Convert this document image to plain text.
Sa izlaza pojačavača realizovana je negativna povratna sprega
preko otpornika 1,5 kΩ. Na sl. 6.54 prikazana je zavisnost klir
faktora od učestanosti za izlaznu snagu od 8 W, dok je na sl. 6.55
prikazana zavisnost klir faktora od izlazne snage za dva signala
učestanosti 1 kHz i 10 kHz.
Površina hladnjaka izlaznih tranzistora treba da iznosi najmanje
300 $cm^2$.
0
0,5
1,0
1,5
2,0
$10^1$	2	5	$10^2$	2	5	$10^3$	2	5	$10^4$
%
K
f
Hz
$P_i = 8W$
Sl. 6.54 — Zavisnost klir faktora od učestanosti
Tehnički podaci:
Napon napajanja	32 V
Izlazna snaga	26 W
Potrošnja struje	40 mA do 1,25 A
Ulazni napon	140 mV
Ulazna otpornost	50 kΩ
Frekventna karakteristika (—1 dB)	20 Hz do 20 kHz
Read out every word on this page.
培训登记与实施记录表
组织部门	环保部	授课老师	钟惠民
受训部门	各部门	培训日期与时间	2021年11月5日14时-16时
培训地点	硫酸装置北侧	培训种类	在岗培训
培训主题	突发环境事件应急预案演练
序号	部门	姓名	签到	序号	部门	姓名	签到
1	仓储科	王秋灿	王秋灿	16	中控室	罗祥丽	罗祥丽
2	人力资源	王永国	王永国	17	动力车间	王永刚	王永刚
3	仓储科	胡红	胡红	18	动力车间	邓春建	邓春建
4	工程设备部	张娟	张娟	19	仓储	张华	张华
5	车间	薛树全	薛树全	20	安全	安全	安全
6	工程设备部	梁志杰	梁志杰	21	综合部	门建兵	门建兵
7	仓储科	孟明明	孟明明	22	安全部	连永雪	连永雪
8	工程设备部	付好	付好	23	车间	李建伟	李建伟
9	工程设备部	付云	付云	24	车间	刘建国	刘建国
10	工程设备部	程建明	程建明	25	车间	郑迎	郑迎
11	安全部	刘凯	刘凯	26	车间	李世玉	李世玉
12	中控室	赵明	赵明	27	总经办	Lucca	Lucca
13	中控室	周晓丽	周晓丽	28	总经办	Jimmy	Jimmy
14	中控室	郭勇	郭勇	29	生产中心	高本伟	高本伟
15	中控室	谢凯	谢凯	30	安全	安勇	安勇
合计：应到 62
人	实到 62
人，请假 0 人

==================================================

Return every line from the records above that holds the word "动力车间".

2	人力资源	王永国	王永国	17	动力车间	王永刚	王永刚
3	仓储科	胡红	胡红	18	动力车间	邓春建	邓春建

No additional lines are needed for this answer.